Exercise brief:
Can you output every line of the listing below verbatim, without changing anything?

Task material:
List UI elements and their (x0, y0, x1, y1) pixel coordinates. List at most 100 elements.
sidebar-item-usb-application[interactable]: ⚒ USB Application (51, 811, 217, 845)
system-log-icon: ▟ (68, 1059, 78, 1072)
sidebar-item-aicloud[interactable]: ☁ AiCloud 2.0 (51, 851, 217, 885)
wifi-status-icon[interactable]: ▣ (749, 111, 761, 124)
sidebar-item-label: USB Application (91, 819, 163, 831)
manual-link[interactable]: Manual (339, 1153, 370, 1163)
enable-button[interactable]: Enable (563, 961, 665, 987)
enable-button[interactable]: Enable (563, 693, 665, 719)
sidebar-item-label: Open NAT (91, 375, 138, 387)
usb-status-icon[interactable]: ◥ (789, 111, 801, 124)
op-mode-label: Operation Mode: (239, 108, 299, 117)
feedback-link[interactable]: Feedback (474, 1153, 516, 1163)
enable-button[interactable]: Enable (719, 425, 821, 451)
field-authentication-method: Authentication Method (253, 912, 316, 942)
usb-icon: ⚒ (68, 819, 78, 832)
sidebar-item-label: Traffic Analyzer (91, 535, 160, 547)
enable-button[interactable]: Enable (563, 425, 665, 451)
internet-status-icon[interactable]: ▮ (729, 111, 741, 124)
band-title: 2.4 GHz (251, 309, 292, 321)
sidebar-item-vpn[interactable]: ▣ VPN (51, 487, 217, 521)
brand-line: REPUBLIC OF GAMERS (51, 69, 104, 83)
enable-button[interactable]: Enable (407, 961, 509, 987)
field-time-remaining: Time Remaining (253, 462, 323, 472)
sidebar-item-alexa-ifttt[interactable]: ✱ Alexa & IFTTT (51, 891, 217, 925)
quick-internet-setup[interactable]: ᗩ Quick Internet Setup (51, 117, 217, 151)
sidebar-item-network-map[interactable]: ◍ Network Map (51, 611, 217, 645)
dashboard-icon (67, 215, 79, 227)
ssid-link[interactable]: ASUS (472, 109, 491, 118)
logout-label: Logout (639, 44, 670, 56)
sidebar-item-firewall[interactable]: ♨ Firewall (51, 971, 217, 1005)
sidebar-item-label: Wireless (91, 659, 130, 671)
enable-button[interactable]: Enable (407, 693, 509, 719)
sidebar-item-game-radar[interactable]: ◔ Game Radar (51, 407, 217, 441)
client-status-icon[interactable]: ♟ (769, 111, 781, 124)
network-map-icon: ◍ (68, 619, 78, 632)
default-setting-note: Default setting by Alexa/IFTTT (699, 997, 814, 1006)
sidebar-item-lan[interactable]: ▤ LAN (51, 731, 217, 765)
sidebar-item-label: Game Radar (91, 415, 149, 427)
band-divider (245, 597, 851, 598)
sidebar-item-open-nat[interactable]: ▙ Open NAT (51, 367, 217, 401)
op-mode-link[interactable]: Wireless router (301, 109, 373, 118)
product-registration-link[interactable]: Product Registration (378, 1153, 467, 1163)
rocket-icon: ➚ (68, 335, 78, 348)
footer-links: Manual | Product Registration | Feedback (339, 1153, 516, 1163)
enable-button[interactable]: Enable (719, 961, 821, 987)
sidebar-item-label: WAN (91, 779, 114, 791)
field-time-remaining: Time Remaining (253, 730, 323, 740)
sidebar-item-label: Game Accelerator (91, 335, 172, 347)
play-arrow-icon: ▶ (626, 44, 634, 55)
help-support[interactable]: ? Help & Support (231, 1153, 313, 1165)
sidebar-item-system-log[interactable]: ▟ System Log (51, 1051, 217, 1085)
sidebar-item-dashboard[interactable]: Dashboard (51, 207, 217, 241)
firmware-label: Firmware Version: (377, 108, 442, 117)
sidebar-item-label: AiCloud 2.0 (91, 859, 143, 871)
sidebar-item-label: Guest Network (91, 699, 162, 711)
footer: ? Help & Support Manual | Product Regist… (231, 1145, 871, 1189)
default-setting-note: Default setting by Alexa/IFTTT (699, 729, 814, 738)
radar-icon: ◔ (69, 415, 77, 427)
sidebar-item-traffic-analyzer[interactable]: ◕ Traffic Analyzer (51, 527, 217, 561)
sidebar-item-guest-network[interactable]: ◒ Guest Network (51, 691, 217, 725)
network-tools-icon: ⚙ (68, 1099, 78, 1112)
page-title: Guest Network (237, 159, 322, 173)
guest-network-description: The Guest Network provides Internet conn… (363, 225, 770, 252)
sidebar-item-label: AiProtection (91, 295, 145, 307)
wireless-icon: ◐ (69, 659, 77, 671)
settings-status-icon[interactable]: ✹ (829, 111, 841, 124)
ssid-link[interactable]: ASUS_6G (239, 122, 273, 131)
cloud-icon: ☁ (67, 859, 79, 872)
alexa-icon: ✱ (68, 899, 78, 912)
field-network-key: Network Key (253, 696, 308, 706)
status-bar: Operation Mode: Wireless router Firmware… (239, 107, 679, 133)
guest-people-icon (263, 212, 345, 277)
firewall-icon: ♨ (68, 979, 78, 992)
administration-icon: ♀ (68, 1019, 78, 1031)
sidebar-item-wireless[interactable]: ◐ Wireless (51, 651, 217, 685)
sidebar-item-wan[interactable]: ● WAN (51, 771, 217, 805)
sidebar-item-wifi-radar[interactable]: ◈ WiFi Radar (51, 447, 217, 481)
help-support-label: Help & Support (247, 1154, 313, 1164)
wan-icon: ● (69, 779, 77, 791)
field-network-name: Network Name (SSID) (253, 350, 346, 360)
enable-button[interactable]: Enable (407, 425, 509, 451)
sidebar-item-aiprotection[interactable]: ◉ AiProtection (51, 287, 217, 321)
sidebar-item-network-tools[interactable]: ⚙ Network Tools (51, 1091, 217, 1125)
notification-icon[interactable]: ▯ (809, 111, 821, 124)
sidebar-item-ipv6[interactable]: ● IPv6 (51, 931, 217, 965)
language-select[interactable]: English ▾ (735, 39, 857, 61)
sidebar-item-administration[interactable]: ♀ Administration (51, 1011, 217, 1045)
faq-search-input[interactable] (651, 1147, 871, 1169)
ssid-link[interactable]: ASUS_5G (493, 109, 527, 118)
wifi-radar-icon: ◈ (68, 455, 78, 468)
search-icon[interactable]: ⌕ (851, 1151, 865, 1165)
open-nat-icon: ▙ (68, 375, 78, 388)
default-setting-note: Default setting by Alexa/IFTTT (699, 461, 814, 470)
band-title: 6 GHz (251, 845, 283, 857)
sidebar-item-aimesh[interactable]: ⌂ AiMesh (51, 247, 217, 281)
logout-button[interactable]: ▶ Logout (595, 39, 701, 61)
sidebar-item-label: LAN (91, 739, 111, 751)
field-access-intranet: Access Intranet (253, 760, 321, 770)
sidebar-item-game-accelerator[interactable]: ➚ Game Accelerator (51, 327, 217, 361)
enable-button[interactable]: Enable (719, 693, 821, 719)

The answer:
List UI elements and their (x0, y0, x1, y1) pixel coordinates. List at most 100 elements.
sidebar-item-usb-application[interactable]: ⚒ USB Application (51, 811, 217, 845)
system-log-icon: ▟ (68, 1059, 78, 1072)
sidebar-item-aicloud[interactable]: ☁ AiCloud 2.0 (51, 851, 217, 885)
wifi-status-icon[interactable]: ▣ (749, 111, 761, 124)
sidebar-item-label: USB Application (91, 819, 163, 831)
manual-link[interactable]: Manual (339, 1153, 370, 1163)
enable-button[interactable]: Enable (563, 961, 665, 987)
enable-button[interactable]: Enable (563, 693, 665, 719)
sidebar-item-label: Open NAT (91, 375, 138, 387)
usb-status-icon[interactable]: ◥ (789, 111, 801, 124)
op-mode-label: Operation Mode: (239, 108, 299, 117)
feedback-link[interactable]: Feedback (474, 1153, 516, 1163)
enable-button[interactable]: Enable (719, 425, 821, 451)
field-authentication-method: Authentication Method (253, 912, 316, 942)
usb-icon: ⚒ (68, 819, 78, 832)
sidebar-item-label: Traffic Analyzer (91, 535, 160, 547)
enable-button[interactable]: Enable (563, 425, 665, 451)
internet-status-icon[interactable]: ▮ (729, 111, 741, 124)
band-title: 2.4 GHz (251, 309, 292, 321)
sidebar-item-vpn[interactable]: ▣ VPN (51, 487, 217, 521)
brand-line: REPUBLIC OF GAMERS (51, 69, 104, 83)
enable-button[interactable]: Enable (407, 961, 509, 987)
field-time-remaining: Time Remaining (253, 462, 323, 472)
sidebar-item-alexa-ifttt[interactable]: ✱ Alexa & IFTTT (51, 891, 217, 925)
quick-internet-setup[interactable]: ᗩ Quick Internet Setup (51, 117, 217, 151)
sidebar-item-network-map[interactable]: ◍ Network Map (51, 611, 217, 645)
dashboard-icon (67, 215, 79, 227)
ssid-link[interactable]: ASUS (472, 109, 491, 118)
logout-label: Logout (639, 44, 670, 56)
sidebar-item-firewall[interactable]: ♨ Firewall (51, 971, 217, 1005)
sidebar-item-label: Wireless (91, 659, 130, 671)
enable-button[interactable]: Enable (407, 693, 509, 719)
sidebar-item-game-radar[interactable]: ◔ Game Radar (51, 407, 217, 441)
client-status-icon[interactable]: ♟ (769, 111, 781, 124)
network-map-icon: ◍ (68, 619, 78, 632)
default-setting-note: Default setting by Alexa/IFTTT (699, 997, 814, 1006)
sidebar-item-lan[interactable]: ▤ LAN (51, 731, 217, 765)
sidebar-item-label: Game Radar (91, 415, 149, 427)
band-divider (245, 597, 851, 598)
sidebar-item-open-nat[interactable]: ▙ Open NAT (51, 367, 217, 401)
op-mode-link[interactable]: Wireless router (301, 109, 373, 118)
product-registration-link[interactable]: Product Registration (378, 1153, 467, 1163)
rocket-icon: ➚ (68, 335, 78, 348)
footer-links: Manual | Product Registration | Feedback (339, 1153, 516, 1163)
enable-button[interactable]: Enable (719, 961, 821, 987)
sidebar-item-label: WAN (91, 779, 114, 791)
field-time-remaining: Time Remaining (253, 730, 323, 740)
sidebar-item-label: Game Accelerator (91, 335, 172, 347)
play-arrow-icon: ▶ (626, 44, 634, 55)
help-support[interactable]: ? Help & Support (231, 1153, 313, 1165)
sidebar-item-system-log[interactable]: ▟ System Log (51, 1051, 217, 1085)
sidebar-item-dashboard[interactable]: Dashboard (51, 207, 217, 241)
firmware-label: Firmware Version: (377, 108, 442, 117)
sidebar-item-label: AiCloud 2.0 (91, 859, 143, 871)
sidebar-item-label: Guest Network (91, 699, 162, 711)
footer: ? Help & Support Manual | Product Regist… (231, 1145, 871, 1189)
default-setting-note: Default setting by Alexa/IFTTT (699, 729, 814, 738)
radar-icon: ◔ (69, 415, 77, 427)
sidebar-item-traffic-analyzer[interactable]: ◕ Traffic Analyzer (51, 527, 217, 561)
sidebar-item-guest-network[interactable]: ◒ Guest Network (51, 691, 217, 725)
network-tools-icon: ⚙ (68, 1099, 78, 1112)
page-title: Guest Network (237, 159, 322, 173)
guest-network-description: The Guest Network provides Internet conn… (363, 225, 770, 252)
sidebar-item-label: AiProtection (91, 295, 145, 307)
wireless-icon: ◐ (69, 659, 77, 671)
settings-status-icon[interactable]: ✹ (829, 111, 841, 124)
ssid-link[interactable]: ASUS_6G (239, 122, 273, 131)
cloud-icon: ☁ (67, 859, 79, 872)
alexa-icon: ✱ (68, 899, 78, 912)
field-network-key: Network Key (253, 696, 308, 706)
status-bar: Operation Mode: Wireless router Firmware… (239, 107, 679, 133)
guest-people-icon (263, 212, 345, 277)
firewall-icon: ♨ (68, 979, 78, 992)
administration-icon: ♀ (68, 1019, 78, 1031)
sidebar-item-wireless[interactable]: ◐ Wireless (51, 651, 217, 685)
sidebar-item-wan[interactable]: ● WAN (51, 771, 217, 805)
sidebar-item-wifi-radar[interactable]: ◈ WiFi Radar (51, 447, 217, 481)
help-support-label: Help & Support (247, 1154, 313, 1164)
wan-icon: ● (69, 779, 77, 791)
field-network-name: Network Name (SSID) (253, 350, 346, 360)
enable-button[interactable]: Enable (407, 425, 509, 451)
sidebar-item-aiprotection[interactable]: ◉ AiProtection (51, 287, 217, 321)
sidebar-item-network-tools[interactable]: ⚙ Network Tools (51, 1091, 217, 1125)
notification-icon[interactable]: ▯ (809, 111, 821, 124)
sidebar-item-ipv6[interactable]: ● IPv6 (51, 931, 217, 965)
language-select[interactable]: English ▾ (735, 39, 857, 61)
sidebar-item-administration[interactable]: ♀ Administration (51, 1011, 217, 1045)
faq-search-input[interactable] (651, 1147, 871, 1169)
ssid-link[interactable]: ASUS_5G (493, 109, 527, 118)
wifi-radar-icon: ◈ (68, 455, 78, 468)
search-icon[interactable]: ⌕ (851, 1151, 865, 1165)
open-nat-icon: ▙ (68, 375, 78, 388)
default-setting-note: Default setting by Alexa/IFTTT (699, 461, 814, 470)
band-title: 6 GHz (251, 845, 283, 857)
sidebar-item-aimesh[interactable]: ⌂ AiMesh (51, 247, 217, 281)
logout-button[interactable]: ▶ Logout (595, 39, 701, 61)
sidebar-item-label: LAN (91, 739, 111, 751)
field-access-intranet: Access Intranet (253, 760, 321, 770)
sidebar-item-game-accelerator[interactable]: ➚ Game Accelerator (51, 327, 217, 361)
enable-button[interactable]: Enable (719, 693, 821, 719)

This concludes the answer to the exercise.